>> START DOCUMENT SECTION

Saving the confused paper
Some ideas of what to do when you no longer know why you wrote the paper & what it is about
Now this might never happen to you. But I certainly have a lot of experience with this. It might be worse if you work across disciplines, epistemic communities, paradigms or whatever you may call them. Because you are probably getting a lot of inconsistent feedback, then become unclear about what the best or most interesting aspect of your paper is, or lose focus on which journal or community best to target with your work.
Maybe you have even done some piecemeal revisions at different points, and now you are faced with a truly Frankensteinian body of chopped-off, sutured-together parts (yes, I just saw the new Frankenstein in the cinema — did I mention the monster is quite hench?). Is it more than one paper, or just not enough for one?
So how do you work through this? I personally tend to take a step back and try to consider what I now want to do. To be fair, I have a lot of papers that have never seen the light of day, and sometimes it is fine to conclude that maybe this is not worth continuing with.

>> END DOCUMENT SECTION
>> START GIVEN INFORMATION

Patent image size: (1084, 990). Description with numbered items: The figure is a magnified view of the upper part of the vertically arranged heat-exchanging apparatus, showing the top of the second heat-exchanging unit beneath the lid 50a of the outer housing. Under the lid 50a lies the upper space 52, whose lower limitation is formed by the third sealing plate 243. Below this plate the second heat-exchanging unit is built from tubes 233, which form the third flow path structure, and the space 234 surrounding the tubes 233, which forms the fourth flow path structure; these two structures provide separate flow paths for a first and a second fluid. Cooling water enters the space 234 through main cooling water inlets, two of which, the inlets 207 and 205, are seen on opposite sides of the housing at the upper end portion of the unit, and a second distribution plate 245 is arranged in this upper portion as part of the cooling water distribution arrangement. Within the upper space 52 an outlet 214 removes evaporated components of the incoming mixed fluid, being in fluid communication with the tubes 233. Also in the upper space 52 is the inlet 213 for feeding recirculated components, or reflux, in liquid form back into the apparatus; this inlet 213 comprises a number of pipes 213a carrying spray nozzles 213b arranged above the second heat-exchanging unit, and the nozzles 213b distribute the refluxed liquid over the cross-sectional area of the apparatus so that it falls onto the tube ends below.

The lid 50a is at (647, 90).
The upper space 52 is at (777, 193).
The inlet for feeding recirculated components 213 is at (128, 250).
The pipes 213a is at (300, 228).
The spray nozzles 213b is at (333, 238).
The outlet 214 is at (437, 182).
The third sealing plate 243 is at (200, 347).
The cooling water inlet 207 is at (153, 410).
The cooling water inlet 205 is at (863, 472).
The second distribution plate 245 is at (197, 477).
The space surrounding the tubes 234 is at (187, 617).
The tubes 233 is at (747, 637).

>> END GIVEN INFORMATION

= GIVEN PROBLEM 1 =
Reproduce the whole piece about saving a confused paper word for word.
= GIVEN PROBLEM 2 =
Locate every line in the listing that contains the word "nozzles", matching case, and copy each of those lines in full.

= COMPLETE ANSWER 1 =
Saving the confused paper
Some ideas of what to do when you no longer know why you wrote the paper & what it is about
Now this might never happen to you. But I certainly have a lot of experience with this. It might be worse if you work across disciplines, epistemic communities, paradigms or whatever you may call them. Because you are probably getting a lot of inconsistent feedback, then become unclear about what the best or most interesting aspect of your paper is, or lose focus on which journal or community best to target with your work.
Maybe you have even done some piecemeal revisions at different points, and now you are faced with a truly Frankensteinian body of chopped-off, sutured-together parts (yes, I just saw the new Frankenstein in the cinema — did I mention the monster is quite hench?). Is it more than one paper, or just not enough for one?
So how do you work through this? I personally tend to take a step back and try to consider what I now want to do. To be fair, I have a lot of papers that have never seen the light of day, and sometimes it is fine to conclude that maybe this is not worth continuing with.

= COMPLETE ANSWER 2 =
Patent image size: (1084, 990). Description with numbered items: The figure is a magnified view of the upper part of the vertically arranged heat-exchanging apparatus, showing the top of the second heat-exchanging unit beneath the lid 50a of the outer housing. Under the lid 50a lies the upper space 52, whose lower limitation is formed by the third sealing plate 243. Below this plate the second heat-exchanging unit is built from tubes 233, which form the third flow path structure, and the space 234 surrounding the tubes 233, which forms the fourth flow path structure; these two structures provide separate flow paths for a first and a second fluid. Cooling water enters the space 234 through main cooling water inlets, two of which, the inlets 207 and 205, are seen on opposite sides of the housing at the upper end portion of the unit, and a second distribution plate 245 is arranged in this upper portion as part of the cooling water distribution arrangement. Within the upper space 52 an outlet 214 removes evaporated components of the incoming mixed fluid, being in fluid communication with the tubes 233. Also in the upper space 52 is the inlet 213 for feeding recirculated components, or reflux, in liquid form back into the apparatus; this inlet 213 comprises a number of pipes 213a carrying spray nozzles 213b arranged above the second heat-exchanging unit, and the nozzles 213b distribute the refluxed liquid over the cross-sectional area of the apparatus so that it falls onto the tube ends below.
The spray nozzles 213b is at (333, 238).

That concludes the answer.